— Start of Selected extract —

One of main reasons to buy life insurance is to protect your children in case you can’t be around to provide for them. But one of the biggest mistakes you can make is naming your kids as beneficiaries on a life insurance policy when they are still minors.
Buying life insurance is wise, but you have to be careful when naming the beneficiaries, or you could unintentionally put a hole in your family’s financial safety net.
Why you shouldn’t name minors as beneficiaries
Say, for instance, a husband and wife both have life insurance and name each other as the primary beneficiary and the children as secondary beneficiaries on their policies. If one dies, the life insurance policy pays a death benefit to the spouse, who can use the money to support the family. That’s how life insurance is supposed to work. But what if both parents meet an untimely end before the kids are adults?

— End of Selected extract —

▶ **Problems and tasks**
1. Copy out the records word for word, everything from the first line of the records down to and including the line that contains "description-line: A Two-Month".
2. Continue the passage on naming minors as life insurance beneficiaries from the point where it ends.

— Start of Supplied material —

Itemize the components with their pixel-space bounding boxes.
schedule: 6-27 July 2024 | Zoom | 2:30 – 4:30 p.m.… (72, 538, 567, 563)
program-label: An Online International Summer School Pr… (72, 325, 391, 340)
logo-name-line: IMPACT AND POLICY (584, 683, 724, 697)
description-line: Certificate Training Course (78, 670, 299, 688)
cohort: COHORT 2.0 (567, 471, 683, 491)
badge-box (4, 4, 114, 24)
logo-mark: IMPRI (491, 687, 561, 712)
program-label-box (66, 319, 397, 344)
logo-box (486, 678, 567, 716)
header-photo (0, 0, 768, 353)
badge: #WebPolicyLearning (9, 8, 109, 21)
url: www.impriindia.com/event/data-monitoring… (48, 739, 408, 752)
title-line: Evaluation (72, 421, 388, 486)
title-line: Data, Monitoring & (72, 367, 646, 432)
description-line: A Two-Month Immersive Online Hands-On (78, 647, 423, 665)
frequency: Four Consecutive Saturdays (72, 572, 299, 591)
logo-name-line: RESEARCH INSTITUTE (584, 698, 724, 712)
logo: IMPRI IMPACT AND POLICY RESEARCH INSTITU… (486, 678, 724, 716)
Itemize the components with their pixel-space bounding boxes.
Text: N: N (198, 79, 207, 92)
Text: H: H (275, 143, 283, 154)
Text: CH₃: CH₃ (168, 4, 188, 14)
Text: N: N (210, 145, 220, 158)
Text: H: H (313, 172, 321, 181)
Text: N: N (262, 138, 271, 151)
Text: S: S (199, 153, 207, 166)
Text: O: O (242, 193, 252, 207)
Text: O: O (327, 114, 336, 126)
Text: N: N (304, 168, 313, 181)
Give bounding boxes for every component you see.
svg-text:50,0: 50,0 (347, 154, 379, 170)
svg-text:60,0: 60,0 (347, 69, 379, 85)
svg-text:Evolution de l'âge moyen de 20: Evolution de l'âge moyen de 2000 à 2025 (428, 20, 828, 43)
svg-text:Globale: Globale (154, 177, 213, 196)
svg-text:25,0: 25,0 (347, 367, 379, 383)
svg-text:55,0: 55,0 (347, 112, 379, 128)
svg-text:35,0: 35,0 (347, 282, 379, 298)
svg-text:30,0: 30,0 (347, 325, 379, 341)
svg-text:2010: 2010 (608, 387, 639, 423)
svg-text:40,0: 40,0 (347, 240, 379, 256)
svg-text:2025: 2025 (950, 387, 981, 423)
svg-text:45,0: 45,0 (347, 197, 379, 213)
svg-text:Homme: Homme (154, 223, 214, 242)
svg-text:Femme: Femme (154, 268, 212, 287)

— End of Supplied material —

▶ **In response**
1.
Itemize the components with their pixel-space bounding boxes.
schedule: 6-27 July 2024 | Zoom | 2:30 – 4:30 p.m.… (72, 538, 567, 563)
program-label: An Online International Summer School Pr… (72, 325, 391, 340)
logo-name-line: IMPACT AND POLICY (584, 683, 724, 697)
description-line: Certificate Training Course (78, 670, 299, 688)
cohort: COHORT 2.0 (567, 471, 683, 491)
badge-box (4, 4, 114, 24)
logo-mark: IMPRI (491, 687, 561, 712)
program-label-box (66, 319, 397, 344)
logo-box (486, 678, 567, 716)
header-photo (0, 0, 768, 353)
badge: #WebPolicyLearning (9, 8, 109, 21)
url: www.impriindia.com/event/data-monitoring… (48, 739, 408, 752)
title-line: Evaluation (72, 421, 388, 486)
title-line: Data, Monitoring & (72, 367, 646, 432)
description-line: A Two-Month Immersive Online Hands-On (78, 647, 423, 665)

2.
The life insurance company can’t pay out the proceeds until the children reach the age of majority, typically 18 or 21, depending on state law, or a court appoints a legal guardian of the children’s estate. The appointment process can be time-consuming and expensive. Money that could have gone to the kids goes toward attorneys fees.
The wait for this legal process to finish could lower their quality of life and delay important milestones, like going off to college.
Naming a custodian
A simple alternative is to set up an account for your children with the life insurance company under the Uniform Transfers to Minors Act (UTMA). The law lets you name an adult custodian to manage the life insurance proceeds for the children while they’re minors. The custodian can use the money for the children’s benefit, such as for housing and education. Once the kids reach the age of majority, the money is turned over to them, and they can do anything they want with it.
A life insurance agent can help you establish an UTMA account when you buy a policy. It might be a good solution if you’re comfortable with the kids getting the remaining proceeds as very young adults.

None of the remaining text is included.